» **WHAT THIS TASK INVOLVES**
In the records below, find each line containing the word "croissant" and copy it.

--- Start of DATA SECTION ---

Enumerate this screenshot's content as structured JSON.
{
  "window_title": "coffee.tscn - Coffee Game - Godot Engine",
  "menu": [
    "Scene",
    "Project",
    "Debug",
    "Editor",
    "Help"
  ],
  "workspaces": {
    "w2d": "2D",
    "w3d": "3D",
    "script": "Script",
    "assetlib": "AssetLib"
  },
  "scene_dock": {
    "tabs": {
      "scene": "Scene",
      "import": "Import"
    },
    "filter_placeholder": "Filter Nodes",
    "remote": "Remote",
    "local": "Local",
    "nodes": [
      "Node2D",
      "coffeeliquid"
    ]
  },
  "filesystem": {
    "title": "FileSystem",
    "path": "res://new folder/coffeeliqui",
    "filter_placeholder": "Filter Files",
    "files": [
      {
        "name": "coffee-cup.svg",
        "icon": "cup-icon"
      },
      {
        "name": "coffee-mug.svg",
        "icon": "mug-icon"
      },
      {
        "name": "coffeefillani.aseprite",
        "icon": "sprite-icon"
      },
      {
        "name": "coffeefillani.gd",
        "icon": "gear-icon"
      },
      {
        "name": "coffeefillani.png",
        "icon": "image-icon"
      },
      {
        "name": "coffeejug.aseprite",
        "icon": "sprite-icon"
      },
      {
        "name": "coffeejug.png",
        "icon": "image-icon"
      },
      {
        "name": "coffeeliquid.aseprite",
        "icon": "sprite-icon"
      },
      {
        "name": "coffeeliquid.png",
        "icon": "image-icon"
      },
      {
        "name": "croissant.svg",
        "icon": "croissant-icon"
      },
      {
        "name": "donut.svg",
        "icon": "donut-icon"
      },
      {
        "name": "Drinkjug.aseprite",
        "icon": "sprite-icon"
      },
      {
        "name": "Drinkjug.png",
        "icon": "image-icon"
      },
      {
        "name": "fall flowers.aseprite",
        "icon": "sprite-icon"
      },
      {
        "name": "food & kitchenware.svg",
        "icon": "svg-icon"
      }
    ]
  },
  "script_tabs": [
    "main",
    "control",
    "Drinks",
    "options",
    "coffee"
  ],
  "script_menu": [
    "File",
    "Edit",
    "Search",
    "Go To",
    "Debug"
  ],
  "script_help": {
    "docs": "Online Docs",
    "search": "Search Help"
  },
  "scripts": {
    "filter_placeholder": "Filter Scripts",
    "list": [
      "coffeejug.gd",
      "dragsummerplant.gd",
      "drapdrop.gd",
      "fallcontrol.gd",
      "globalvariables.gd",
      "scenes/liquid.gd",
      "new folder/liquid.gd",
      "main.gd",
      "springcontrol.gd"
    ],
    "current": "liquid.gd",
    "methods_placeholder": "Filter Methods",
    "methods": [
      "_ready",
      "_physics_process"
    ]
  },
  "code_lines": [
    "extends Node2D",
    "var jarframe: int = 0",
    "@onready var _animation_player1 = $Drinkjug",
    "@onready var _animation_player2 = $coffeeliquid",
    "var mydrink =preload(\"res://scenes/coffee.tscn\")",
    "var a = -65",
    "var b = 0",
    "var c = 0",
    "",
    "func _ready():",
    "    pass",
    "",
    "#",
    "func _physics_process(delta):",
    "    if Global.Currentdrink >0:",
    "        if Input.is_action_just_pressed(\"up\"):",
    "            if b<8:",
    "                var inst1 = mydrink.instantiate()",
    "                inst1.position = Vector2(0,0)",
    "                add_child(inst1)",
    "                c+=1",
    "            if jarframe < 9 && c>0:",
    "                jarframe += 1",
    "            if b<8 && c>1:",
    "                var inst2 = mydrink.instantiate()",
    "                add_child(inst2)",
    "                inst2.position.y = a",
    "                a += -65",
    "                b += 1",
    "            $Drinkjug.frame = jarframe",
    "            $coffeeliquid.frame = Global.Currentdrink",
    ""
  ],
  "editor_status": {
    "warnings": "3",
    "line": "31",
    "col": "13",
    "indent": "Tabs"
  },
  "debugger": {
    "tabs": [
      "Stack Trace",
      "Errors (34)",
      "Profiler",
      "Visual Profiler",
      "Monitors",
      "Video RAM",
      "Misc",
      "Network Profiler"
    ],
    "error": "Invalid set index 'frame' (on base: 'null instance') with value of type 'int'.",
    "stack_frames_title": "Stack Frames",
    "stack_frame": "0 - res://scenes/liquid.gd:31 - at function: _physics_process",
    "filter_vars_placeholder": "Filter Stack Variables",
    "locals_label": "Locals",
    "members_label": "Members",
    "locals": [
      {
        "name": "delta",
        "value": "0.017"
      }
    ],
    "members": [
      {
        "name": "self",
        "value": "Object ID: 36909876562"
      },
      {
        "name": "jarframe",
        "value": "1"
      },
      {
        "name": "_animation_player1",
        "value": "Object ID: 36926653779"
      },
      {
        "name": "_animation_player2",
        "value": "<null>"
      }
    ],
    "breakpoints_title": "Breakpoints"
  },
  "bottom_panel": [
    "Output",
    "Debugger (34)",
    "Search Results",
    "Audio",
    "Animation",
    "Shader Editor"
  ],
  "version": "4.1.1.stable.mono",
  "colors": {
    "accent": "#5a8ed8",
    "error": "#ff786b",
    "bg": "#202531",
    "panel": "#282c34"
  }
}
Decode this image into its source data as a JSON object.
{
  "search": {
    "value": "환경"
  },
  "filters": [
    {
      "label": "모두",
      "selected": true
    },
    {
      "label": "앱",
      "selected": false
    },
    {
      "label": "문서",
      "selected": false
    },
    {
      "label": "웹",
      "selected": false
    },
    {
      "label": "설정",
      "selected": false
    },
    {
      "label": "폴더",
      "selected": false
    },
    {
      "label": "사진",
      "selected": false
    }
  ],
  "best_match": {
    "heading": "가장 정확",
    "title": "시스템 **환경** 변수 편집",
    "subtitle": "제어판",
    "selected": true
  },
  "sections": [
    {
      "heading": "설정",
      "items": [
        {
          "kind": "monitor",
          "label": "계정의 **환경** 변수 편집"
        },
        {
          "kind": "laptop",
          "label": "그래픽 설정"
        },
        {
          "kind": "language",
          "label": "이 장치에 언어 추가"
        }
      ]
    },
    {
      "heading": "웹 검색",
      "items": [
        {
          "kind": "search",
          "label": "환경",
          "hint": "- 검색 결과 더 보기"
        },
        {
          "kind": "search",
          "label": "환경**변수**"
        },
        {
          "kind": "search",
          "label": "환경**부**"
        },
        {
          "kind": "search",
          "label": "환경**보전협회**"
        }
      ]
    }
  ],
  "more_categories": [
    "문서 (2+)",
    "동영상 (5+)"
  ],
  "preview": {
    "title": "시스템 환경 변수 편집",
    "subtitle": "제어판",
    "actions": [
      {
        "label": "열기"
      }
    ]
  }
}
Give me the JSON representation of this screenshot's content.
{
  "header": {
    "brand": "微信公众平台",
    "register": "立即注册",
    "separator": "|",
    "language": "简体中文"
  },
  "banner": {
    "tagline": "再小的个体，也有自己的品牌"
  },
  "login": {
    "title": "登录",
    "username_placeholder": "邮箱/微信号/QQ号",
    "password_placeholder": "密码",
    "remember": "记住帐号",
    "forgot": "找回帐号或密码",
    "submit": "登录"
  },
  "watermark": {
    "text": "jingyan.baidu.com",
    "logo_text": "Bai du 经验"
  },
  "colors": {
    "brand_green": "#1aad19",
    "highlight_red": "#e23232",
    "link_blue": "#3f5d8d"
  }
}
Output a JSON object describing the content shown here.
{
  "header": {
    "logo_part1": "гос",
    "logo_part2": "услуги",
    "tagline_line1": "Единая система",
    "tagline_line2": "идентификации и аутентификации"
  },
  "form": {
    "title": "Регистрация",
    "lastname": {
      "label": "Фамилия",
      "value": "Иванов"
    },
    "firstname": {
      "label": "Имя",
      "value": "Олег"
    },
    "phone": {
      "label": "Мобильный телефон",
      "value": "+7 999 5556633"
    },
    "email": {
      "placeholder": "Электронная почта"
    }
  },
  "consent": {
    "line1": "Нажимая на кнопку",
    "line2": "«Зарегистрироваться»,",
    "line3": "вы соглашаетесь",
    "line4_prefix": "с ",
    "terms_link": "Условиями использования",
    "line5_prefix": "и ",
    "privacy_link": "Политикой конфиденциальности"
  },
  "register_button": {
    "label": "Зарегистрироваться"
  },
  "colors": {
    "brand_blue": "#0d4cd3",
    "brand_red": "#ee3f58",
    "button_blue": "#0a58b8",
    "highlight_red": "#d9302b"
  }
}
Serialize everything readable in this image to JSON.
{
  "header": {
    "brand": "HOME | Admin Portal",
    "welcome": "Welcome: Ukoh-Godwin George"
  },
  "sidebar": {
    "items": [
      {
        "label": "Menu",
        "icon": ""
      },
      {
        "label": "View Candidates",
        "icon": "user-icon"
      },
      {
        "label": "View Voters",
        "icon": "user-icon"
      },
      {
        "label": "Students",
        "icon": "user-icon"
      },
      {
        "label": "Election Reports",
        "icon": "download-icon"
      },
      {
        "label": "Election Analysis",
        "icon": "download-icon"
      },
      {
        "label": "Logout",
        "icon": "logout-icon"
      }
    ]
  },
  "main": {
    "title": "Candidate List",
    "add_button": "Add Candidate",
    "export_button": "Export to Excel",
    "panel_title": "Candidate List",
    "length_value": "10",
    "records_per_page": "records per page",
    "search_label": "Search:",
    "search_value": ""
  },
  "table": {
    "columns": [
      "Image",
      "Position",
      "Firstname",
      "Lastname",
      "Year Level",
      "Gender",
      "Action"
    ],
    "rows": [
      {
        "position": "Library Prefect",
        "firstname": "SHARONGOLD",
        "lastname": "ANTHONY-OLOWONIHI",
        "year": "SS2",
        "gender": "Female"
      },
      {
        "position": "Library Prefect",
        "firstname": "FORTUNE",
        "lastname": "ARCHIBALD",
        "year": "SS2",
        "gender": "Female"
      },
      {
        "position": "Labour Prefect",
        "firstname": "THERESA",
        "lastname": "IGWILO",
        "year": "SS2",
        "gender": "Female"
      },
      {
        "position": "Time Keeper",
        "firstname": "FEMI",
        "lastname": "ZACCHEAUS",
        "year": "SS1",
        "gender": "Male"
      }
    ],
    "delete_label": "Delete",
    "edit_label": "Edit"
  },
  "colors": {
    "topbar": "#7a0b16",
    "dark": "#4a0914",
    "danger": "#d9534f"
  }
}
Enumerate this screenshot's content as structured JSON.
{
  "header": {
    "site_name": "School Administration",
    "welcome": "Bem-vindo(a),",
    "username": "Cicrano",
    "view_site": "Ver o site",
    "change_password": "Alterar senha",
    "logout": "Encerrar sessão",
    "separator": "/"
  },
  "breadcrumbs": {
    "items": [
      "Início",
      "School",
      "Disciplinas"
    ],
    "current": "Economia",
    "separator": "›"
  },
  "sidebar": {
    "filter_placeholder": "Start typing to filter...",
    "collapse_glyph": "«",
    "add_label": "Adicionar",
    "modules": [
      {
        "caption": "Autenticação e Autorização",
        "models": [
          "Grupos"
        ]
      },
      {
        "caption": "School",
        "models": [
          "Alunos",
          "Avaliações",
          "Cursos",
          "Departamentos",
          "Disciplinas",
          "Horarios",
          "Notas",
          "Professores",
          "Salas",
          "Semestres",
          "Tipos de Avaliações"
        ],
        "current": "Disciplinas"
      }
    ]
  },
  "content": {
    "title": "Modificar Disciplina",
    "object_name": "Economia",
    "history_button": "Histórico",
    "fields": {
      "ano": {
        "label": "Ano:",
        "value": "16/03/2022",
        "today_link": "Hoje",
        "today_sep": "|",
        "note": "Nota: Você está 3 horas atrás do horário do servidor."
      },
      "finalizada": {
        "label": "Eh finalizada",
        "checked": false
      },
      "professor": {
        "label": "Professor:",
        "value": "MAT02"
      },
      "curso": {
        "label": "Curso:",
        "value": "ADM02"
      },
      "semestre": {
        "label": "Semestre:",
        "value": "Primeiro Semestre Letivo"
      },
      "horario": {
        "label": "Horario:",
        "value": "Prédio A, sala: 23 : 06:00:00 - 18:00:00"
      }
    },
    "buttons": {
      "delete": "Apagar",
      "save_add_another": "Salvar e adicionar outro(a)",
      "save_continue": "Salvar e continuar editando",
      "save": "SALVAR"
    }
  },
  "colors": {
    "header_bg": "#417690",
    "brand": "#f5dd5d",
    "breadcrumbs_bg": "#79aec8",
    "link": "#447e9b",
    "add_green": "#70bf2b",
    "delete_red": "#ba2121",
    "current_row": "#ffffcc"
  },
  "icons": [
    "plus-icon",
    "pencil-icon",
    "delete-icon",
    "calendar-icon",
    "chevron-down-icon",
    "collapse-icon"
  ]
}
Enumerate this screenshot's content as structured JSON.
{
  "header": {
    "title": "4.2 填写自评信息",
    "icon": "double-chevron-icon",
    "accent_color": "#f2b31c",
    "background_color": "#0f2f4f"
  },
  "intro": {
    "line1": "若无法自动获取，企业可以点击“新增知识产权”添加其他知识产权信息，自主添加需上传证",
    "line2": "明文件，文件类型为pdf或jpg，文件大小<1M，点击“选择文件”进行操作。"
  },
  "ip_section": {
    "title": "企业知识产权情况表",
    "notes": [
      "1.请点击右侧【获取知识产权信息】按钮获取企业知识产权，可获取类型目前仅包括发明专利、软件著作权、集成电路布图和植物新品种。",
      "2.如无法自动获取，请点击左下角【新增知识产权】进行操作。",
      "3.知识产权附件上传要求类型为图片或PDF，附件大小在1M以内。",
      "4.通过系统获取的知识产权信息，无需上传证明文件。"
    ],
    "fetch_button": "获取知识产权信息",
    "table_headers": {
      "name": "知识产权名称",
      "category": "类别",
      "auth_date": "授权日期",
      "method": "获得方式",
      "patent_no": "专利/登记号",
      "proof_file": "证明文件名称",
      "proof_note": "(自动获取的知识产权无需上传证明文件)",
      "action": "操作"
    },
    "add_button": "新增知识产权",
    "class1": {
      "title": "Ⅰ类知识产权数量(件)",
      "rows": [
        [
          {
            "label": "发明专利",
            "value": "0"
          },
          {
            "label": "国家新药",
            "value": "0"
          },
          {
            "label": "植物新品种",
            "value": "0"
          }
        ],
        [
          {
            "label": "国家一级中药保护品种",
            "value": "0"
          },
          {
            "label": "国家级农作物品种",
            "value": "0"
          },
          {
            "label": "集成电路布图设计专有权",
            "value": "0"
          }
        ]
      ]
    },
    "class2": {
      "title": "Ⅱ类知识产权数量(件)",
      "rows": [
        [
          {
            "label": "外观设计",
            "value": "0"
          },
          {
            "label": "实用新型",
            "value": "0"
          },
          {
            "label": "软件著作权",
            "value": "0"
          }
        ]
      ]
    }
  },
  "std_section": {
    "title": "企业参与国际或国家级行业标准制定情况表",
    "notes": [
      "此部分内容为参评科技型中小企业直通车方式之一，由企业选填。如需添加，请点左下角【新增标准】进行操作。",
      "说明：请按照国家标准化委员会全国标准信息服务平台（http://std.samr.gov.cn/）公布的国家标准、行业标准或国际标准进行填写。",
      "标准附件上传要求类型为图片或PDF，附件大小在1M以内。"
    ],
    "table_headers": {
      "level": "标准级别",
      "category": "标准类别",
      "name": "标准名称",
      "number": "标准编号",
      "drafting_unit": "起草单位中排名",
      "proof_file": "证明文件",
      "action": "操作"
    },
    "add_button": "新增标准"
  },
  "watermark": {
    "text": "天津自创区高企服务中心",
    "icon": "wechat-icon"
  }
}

--- End of DATA SECTION ---

» **RESULT FOR THIS EXERCISE**
        "name": "croissant.svg",
        "icon": "croissant-icon"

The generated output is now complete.